* [Exercise requirements]:
Each entry below is to be duplicated verbatim.

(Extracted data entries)
┌──
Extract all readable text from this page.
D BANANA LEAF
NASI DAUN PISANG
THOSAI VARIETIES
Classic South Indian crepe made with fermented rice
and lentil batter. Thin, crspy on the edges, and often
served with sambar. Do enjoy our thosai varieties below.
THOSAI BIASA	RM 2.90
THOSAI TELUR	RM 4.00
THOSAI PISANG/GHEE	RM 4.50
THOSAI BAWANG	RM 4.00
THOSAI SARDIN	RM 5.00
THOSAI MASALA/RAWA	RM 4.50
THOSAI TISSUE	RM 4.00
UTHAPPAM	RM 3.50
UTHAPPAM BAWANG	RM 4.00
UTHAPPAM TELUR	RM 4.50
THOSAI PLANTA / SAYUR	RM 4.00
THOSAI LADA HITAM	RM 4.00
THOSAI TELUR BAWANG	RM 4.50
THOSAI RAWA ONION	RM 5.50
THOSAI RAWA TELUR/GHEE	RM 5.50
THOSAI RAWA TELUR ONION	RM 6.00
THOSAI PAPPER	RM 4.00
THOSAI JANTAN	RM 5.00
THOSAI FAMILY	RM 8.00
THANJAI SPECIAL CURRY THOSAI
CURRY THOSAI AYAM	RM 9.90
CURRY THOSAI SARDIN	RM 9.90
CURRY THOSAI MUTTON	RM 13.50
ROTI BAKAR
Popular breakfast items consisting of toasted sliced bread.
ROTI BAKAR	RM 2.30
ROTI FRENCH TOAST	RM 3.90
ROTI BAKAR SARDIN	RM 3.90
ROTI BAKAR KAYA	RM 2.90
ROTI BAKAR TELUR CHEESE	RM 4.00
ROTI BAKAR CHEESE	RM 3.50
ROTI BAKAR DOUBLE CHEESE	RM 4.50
└──
* [Response to this task]:
Extract all readable text from this page.
D BANANA LEAF
NASI DAUN PISANG
THOSAI VARIETIES
Classic South Indian crepe made with fermented rice
and lentil batter. Thin, crspy on the edges, and often
served with sambar. Do enjoy our thosai varieties below.
THOSAI BIASA	RM 2.90
THOSAI TELUR	RM 4.00
THOSAI PISANG/GHEE	RM 4.50
THOSAI BAWANG	RM 4.00
THOSAI SARDIN	RM 5.00
THOSAI MASALA/RAWA	RM 4.50
THOSAI TISSUE	RM 4.00
UTHAPPAM	RM 3.50
UTHAPPAM BAWANG	RM 4.00
UTHAPPAM TELUR	RM 4.50
THOSAI PLANTA / SAYUR	RM 4.00
THOSAI LADA HITAM	RM 4.00
THOSAI TELUR BAWANG	RM 4.50
THOSAI RAWA ONION	RM 5.50
THOSAI RAWA TELUR/GHEE	RM 5.50
THOSAI RAWA TELUR ONION	RM 6.00
THOSAI PAPPER	RM 4.00
THOSAI JANTAN	RM 5.00
THOSAI FAMILY	RM 8.00
THANJAI SPECIAL CURRY THOSAI
CURRY THOSAI AYAM	RM 9.90
CURRY THOSAI SARDIN	RM 9.90
CURRY THOSAI MUTTON	RM 13.50
ROTI BAKAR
Popular breakfast items consisting of toasted sliced bread.
ROTI BAKAR	RM 2.30
ROTI FRENCH TOAST	RM 3.90
ROTI BAKAR SARDIN	RM 3.90
ROTI BAKAR KAYA	RM 2.90
ROTI BAKAR TELUR CHEESE	RM 4.00
ROTI BAKAR CHEESE	RM 3.50
ROTI BAKAR DOUBLE CHEESE	RM 4.50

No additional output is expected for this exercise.